— Begin GIVEN RECORDS —

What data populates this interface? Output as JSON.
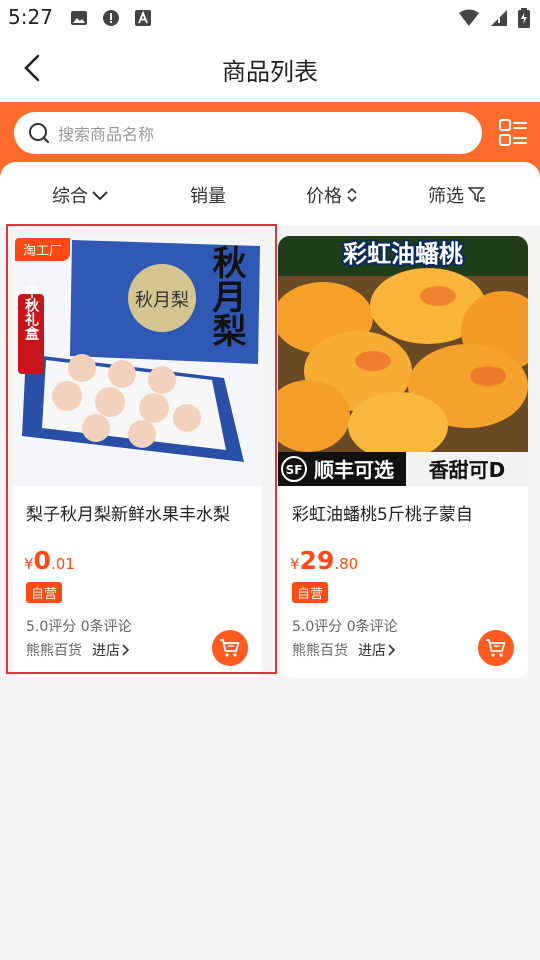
{
  "status": {
    "time": "5:27"
  },
  "header": {
    "title": "商品列表"
  },
  "search": {
    "placeholder": "搜索商品名称"
  },
  "sort": {
    "comprehensive": "综合",
    "sales": "销量",
    "price": "价格",
    "filter": "筛选"
  },
  "products": [
    {
      "tag": "淘工厂",
      "title": "梨子秋月梨新鲜水果丰水梨",
      "price_currency": "¥",
      "price_int": "0",
      "price_dec": ".01",
      "badge": "自营",
      "rating": "5.0评分 0条评论",
      "shop": "熊熊百货",
      "enter": "进店",
      "image_text": {
        "side": "中秋礼盒",
        "brand": "秋月梨",
        "small": "秋月梨"
      }
    },
    {
      "title": "彩虹油蟠桃5斤桃子蒙自",
      "price_currency": "¥",
      "price_int": "29",
      "price_dec": ".80",
      "badge": "自营",
      "rating": "5.0评分 0条评论",
      "shop": "熊熊百货",
      "enter": "进店",
      "image_text": {
        "top": "彩虹油蟠桃",
        "bottom_left": "顺丰可选",
        "bottom_right": "香甜可D"
      }
    }
  ],
  "colors": {
    "accent": "#ff6b2c",
    "price": "#ff4a16",
    "selected": "#d9363e"
  }
}
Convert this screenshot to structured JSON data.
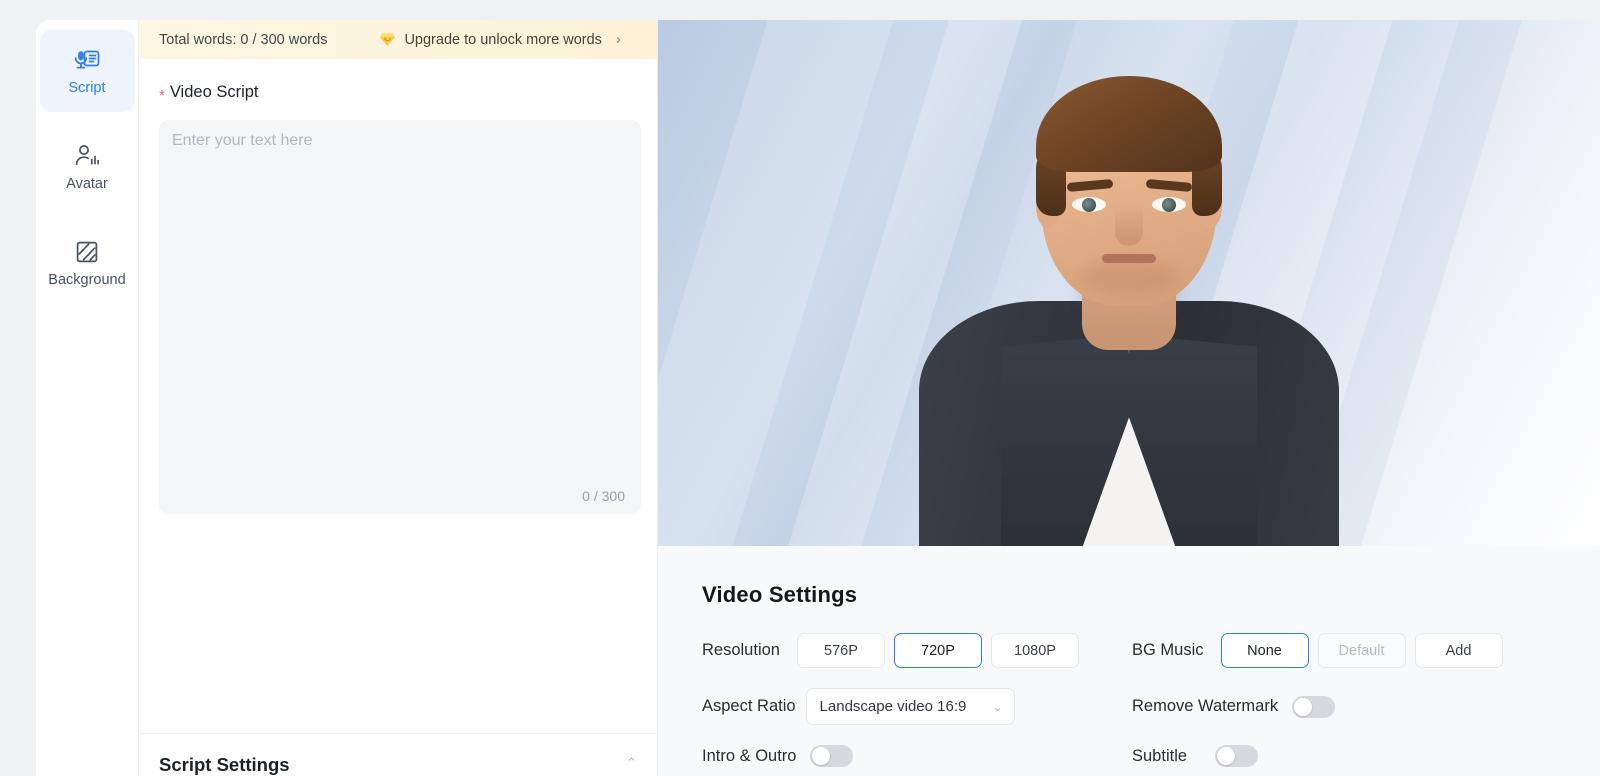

— End GIVEN RECORDS —

TO BE DONE: Every record must be copied exactly, with the pictures left out.

FULL ANSWER:
What data populates this interface? Output as JSON.
{
  "status": {
    "time": "5:27"
  },
  "header": {
    "title": "商品列表"
  },
  "search": {
    "placeholder": "搜索商品名称"
  },
  "sort": {
    "comprehensive": "综合",
    "sales": "销量",
    "price": "价格",
    "filter": "筛选"
  },
  "products": [
    {
      "tag": "淘工厂",
      "title": "梨子秋月梨新鲜水果丰水梨",
      "price_currency": "¥",
      "price_int": "0",
      "price_dec": ".01",
      "badge": "自营",
      "rating": "5.0评分 0条评论",
      "shop": "熊熊百货",
      "enter": "进店",
      "image_text": {
        "side": "中秋礼盒",
        "brand": "秋月梨",
        "small": "秋月梨"
      }
    },
    {
      "title": "彩虹油蟠桃5斤桃子蒙自",
      "price_currency": "¥",
      "price_int": "29",
      "price_dec": ".80",
      "badge": "自营",
      "rating": "5.0评分 0条评论",
      "shop": "熊熊百货",
      "enter": "进店",
      "image_text": {
        "top": "彩虹油蟠桃",
        "bottom_left": "顺丰可选",
        "bottom_right": "香甜可D"
      }
    }
  ],
  "colors": {
    "accent": "#ff6b2c",
    "price": "#ff4a16",
    "selected": "#d9363e"
  }
}
Convert this screenshot to structured JSON data.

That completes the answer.